OBJECTIVE
Print the line containing "What data populates" and each line after it through the end, please, with nothing added.
* begin INPUT RECORDS *
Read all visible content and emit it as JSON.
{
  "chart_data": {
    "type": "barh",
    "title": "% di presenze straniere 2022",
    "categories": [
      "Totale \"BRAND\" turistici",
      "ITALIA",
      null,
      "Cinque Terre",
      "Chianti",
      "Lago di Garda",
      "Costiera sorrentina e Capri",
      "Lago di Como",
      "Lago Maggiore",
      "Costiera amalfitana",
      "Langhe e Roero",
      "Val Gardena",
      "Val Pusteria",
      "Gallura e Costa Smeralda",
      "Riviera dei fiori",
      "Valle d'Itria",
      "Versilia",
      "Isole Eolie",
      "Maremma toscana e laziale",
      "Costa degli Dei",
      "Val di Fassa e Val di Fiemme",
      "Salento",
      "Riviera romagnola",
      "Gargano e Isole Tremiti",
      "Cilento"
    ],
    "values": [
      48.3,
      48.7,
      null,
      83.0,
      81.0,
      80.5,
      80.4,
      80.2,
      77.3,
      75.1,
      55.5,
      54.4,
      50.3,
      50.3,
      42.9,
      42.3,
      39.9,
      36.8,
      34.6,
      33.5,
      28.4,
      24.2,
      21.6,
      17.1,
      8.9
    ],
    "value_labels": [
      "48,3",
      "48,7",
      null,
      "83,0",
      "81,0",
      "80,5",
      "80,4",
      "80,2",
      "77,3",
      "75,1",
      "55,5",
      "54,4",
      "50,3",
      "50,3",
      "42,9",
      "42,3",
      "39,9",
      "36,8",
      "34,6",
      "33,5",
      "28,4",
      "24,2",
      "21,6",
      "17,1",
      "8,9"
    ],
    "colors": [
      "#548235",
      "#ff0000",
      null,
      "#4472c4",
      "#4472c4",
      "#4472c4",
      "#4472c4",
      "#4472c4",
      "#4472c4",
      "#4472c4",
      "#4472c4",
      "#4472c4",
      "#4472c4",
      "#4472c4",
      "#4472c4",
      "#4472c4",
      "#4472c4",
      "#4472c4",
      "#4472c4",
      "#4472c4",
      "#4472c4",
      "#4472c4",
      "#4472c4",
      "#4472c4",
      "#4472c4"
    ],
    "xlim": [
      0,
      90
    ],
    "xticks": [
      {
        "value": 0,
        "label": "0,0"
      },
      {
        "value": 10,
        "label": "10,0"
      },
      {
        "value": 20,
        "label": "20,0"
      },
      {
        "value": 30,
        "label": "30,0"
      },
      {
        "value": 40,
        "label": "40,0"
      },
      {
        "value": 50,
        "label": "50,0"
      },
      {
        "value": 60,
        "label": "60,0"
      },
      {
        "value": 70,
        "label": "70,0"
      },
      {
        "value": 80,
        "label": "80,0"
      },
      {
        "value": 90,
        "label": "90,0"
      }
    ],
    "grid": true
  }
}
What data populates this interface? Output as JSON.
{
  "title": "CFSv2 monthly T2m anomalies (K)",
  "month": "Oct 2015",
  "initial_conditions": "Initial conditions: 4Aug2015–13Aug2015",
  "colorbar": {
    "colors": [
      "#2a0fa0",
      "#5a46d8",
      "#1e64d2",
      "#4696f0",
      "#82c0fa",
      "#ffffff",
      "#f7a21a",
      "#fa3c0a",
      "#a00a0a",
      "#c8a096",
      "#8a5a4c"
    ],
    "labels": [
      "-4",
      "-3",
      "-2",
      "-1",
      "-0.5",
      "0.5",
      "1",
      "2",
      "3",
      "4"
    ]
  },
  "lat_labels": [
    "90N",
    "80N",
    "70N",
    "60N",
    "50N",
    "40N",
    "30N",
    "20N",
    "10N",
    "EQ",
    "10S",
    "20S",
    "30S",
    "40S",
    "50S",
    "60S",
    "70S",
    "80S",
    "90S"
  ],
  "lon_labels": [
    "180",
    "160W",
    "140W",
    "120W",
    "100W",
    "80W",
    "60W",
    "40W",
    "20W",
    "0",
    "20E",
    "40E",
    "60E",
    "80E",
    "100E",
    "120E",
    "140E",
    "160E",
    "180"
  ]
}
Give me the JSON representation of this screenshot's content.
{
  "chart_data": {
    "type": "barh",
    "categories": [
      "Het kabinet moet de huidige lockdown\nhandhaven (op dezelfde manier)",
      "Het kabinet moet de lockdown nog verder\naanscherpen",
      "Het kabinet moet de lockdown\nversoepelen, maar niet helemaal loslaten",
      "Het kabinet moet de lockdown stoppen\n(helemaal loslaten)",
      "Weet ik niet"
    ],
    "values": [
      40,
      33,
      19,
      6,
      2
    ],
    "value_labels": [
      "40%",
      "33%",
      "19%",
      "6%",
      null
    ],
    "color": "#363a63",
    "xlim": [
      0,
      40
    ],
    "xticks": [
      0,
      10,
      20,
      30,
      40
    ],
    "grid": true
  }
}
* end INPUT RECORDS *
TASK RESULT
What data populates this interface? Output as JSON.
{
  "title": "CFSv2 monthly T2m anomalies (K)",
  "month": "Oct 2015",
  "initial_conditions": "Initial conditions: 4Aug2015–13Aug2015",
  "colorbar": {
    "colors": [
      "#2a0fa0",
      "#5a46d8",
      "#1e64d2",
      "#4696f0",
      "#82c0fa",
      "#ffffff",
      "#f7a21a",
      "#fa3c0a",
      "#a00a0a",
      "#c8a096",
      "#8a5a4c"
    ],
    "labels": [
      "-4",
      "-3",
      "-2",
      "-1",
      "-0.5",
      "0.5",
      "1",
      "2",
      "3",
      "4"
    ]
  },
  "lat_labels": [
    "90N",
    "80N",
    "70N",
    "60N",
    "50N",
    "40N",
    "30N",
    "20N",
    "10N",
    "EQ",
    "10S",
    "20S",
    "30S",
    "40S",
    "50S",
    "60S",
    "70S",
    "80S",
    "90S"
  ],
  "lon_labels": [
    "180",
    "160W",
    "140W",
    "120W",
    "100W",
    "80W",
    "60W",
    "40W",
    "20W",
    "0",
    "20E",
    "40E",
    "60E",
    "80E",
    "100E",
    "120E",
    "140E",
    "160E",
    "180"
  ]
}
Give me the JSON representation of this screenshot's content.
{
  "chart_data": {
    "type": "barh",
    "categories": [
      "Het kabinet moet de huidige lockdown\nhandhaven (op dezelfde manier)",
      "Het kabinet moet de lockdown nog verder\naanscherpen",
      "Het kabinet moet de lockdown\nversoepelen, maar niet helemaal loslaten",
      "Het kabinet moet de lockdown stoppen\n(helemaal loslaten)",
      "Weet ik niet"
    ],
    "values": [
      40,
      33,
      19,
      6,
      2
    ],
    "value_labels": [
      "40%",
      "33%",
      "19%",
      "6%",
      null
    ],
    "color": "#363a63",
    "xlim": [
      0,
      40
    ],
    "xticks": [
      0,
      10,
      20,
      30,
      40
    ],
    "grid": true
  }
}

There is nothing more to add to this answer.